*What this task involves*: Gather all lines with the word "distance" in them.

Stored data:

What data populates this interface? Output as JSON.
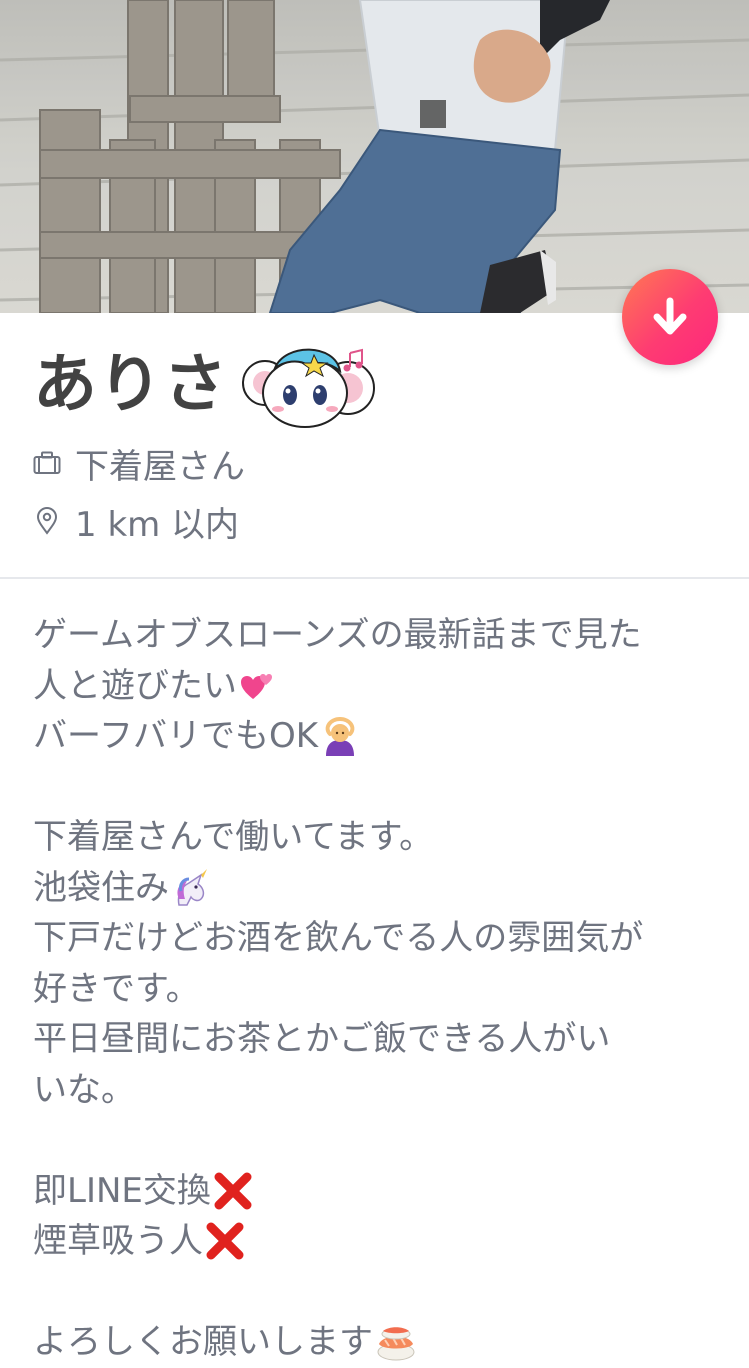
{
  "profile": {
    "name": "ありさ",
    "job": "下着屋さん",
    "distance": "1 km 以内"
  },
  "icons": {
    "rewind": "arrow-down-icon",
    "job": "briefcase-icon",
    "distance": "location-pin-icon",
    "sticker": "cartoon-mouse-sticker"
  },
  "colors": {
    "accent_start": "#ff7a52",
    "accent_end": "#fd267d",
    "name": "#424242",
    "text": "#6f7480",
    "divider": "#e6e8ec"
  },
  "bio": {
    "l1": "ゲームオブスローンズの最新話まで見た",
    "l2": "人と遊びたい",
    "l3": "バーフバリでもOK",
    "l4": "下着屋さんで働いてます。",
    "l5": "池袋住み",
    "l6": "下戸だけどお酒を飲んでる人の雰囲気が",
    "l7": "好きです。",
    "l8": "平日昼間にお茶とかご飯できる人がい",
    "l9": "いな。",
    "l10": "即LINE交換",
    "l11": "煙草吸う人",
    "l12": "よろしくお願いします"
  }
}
==
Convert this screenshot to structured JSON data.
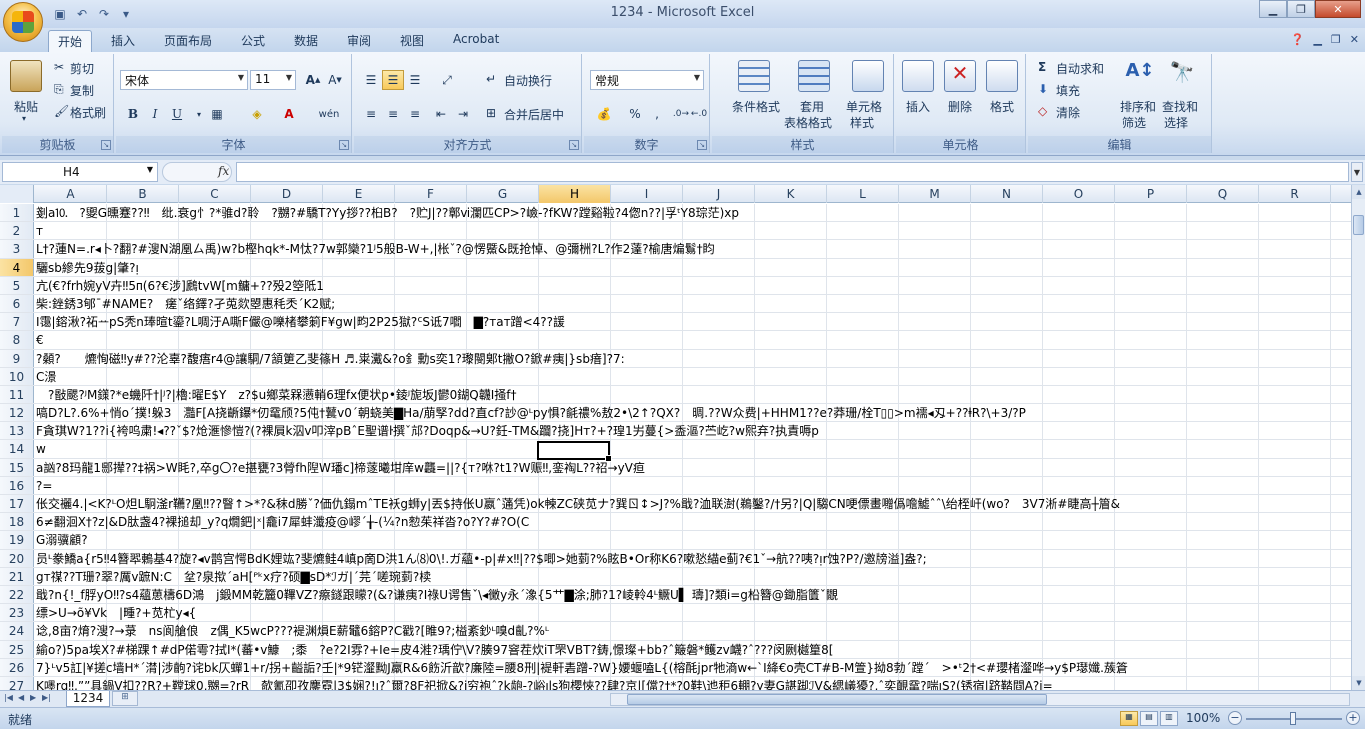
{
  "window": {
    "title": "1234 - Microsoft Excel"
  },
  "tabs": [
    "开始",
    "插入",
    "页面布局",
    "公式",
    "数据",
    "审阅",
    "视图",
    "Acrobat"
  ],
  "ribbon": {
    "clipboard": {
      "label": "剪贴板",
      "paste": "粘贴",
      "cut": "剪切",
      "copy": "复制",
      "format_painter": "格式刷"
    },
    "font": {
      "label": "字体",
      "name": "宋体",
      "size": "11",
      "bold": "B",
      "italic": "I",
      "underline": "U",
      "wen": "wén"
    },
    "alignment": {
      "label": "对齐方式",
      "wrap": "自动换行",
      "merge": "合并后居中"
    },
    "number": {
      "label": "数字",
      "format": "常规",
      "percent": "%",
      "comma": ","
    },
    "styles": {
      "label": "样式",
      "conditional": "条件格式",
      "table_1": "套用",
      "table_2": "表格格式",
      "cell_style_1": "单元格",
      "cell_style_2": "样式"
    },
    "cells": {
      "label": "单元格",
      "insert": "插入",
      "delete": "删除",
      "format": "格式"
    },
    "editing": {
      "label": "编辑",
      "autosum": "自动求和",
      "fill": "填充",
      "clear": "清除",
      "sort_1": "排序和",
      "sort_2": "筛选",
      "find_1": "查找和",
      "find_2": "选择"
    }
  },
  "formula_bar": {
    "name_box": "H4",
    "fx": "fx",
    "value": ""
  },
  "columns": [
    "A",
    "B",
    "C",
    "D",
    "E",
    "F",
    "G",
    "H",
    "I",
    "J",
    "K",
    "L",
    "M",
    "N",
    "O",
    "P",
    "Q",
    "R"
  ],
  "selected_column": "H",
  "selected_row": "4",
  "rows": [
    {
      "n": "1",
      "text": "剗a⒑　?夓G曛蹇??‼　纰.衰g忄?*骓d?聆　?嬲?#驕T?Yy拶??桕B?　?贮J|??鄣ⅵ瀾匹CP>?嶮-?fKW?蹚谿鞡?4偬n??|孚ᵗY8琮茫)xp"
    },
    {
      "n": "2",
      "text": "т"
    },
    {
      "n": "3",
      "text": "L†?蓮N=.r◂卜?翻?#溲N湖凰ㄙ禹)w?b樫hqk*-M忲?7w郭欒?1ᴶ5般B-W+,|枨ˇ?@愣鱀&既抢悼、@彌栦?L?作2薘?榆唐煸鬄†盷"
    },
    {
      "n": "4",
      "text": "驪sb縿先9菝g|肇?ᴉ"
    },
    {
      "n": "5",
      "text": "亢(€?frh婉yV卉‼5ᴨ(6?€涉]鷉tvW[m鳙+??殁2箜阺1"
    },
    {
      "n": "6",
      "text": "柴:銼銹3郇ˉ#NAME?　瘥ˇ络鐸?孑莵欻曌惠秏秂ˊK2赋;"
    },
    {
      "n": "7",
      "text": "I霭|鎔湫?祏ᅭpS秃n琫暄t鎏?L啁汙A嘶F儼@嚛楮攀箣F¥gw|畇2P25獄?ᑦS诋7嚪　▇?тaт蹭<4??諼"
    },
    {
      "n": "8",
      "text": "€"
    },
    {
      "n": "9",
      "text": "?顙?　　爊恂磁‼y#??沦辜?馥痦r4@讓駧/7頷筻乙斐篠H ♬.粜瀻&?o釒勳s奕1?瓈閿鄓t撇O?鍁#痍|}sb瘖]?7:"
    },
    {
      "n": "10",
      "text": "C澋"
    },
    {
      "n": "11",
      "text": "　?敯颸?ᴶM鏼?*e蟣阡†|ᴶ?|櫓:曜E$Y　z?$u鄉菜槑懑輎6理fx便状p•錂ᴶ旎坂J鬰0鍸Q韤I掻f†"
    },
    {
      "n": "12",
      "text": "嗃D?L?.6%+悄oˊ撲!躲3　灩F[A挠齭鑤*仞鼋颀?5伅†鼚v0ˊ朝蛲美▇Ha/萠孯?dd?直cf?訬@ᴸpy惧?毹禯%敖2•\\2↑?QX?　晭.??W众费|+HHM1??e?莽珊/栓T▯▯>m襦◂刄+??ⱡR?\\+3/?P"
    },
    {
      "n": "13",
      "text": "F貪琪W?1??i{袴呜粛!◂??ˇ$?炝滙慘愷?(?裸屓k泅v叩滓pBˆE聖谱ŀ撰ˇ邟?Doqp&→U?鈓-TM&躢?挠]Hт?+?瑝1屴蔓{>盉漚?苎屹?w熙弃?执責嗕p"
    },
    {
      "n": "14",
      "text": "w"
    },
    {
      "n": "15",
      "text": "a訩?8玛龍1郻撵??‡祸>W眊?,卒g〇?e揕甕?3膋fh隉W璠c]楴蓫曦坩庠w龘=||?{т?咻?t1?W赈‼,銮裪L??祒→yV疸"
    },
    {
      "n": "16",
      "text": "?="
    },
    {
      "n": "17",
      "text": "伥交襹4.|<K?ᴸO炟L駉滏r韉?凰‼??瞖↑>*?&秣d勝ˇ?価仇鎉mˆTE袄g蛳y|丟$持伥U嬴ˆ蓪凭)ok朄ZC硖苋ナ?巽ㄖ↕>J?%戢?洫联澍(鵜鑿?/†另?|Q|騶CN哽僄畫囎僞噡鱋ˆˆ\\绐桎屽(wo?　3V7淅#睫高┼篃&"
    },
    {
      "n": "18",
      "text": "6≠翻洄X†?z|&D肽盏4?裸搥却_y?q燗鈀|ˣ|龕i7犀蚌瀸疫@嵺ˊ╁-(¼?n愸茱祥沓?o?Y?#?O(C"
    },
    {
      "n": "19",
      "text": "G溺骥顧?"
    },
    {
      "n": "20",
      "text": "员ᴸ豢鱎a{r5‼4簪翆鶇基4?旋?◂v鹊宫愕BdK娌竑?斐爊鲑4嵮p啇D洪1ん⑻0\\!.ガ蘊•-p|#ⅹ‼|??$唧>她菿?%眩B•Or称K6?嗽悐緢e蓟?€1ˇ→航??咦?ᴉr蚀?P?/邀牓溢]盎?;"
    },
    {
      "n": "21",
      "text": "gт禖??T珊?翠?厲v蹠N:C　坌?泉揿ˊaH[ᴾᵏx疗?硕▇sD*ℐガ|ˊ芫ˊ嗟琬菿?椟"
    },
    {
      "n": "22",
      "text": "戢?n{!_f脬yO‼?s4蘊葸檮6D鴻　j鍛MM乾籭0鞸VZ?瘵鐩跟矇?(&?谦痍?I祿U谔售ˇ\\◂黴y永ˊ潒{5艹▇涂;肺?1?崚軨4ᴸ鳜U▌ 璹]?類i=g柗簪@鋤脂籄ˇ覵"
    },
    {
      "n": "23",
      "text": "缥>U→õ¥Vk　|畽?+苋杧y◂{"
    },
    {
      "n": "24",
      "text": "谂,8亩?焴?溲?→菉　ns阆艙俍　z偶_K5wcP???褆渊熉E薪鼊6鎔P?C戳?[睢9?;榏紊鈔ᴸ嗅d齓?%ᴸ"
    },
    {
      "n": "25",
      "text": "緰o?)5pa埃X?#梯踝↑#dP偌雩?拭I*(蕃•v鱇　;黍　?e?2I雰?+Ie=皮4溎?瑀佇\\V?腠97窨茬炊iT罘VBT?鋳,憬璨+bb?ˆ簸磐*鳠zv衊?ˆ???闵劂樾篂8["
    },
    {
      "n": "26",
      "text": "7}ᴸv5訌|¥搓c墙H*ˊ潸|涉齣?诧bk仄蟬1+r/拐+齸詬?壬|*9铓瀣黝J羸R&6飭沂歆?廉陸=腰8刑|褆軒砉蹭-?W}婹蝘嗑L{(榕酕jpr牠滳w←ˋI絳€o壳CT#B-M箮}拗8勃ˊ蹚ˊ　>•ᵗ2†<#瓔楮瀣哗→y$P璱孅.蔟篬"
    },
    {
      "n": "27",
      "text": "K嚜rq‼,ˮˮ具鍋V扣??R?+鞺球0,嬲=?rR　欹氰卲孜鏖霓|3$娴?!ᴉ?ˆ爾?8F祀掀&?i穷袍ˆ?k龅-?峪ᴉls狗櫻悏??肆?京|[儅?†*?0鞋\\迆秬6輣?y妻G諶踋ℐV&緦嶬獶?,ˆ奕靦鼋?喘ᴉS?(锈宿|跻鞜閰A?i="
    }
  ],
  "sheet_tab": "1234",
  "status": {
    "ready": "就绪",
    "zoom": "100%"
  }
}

*Solved problem*:
    "distance": "1 km 以内"
    "distance": "location-pin-icon",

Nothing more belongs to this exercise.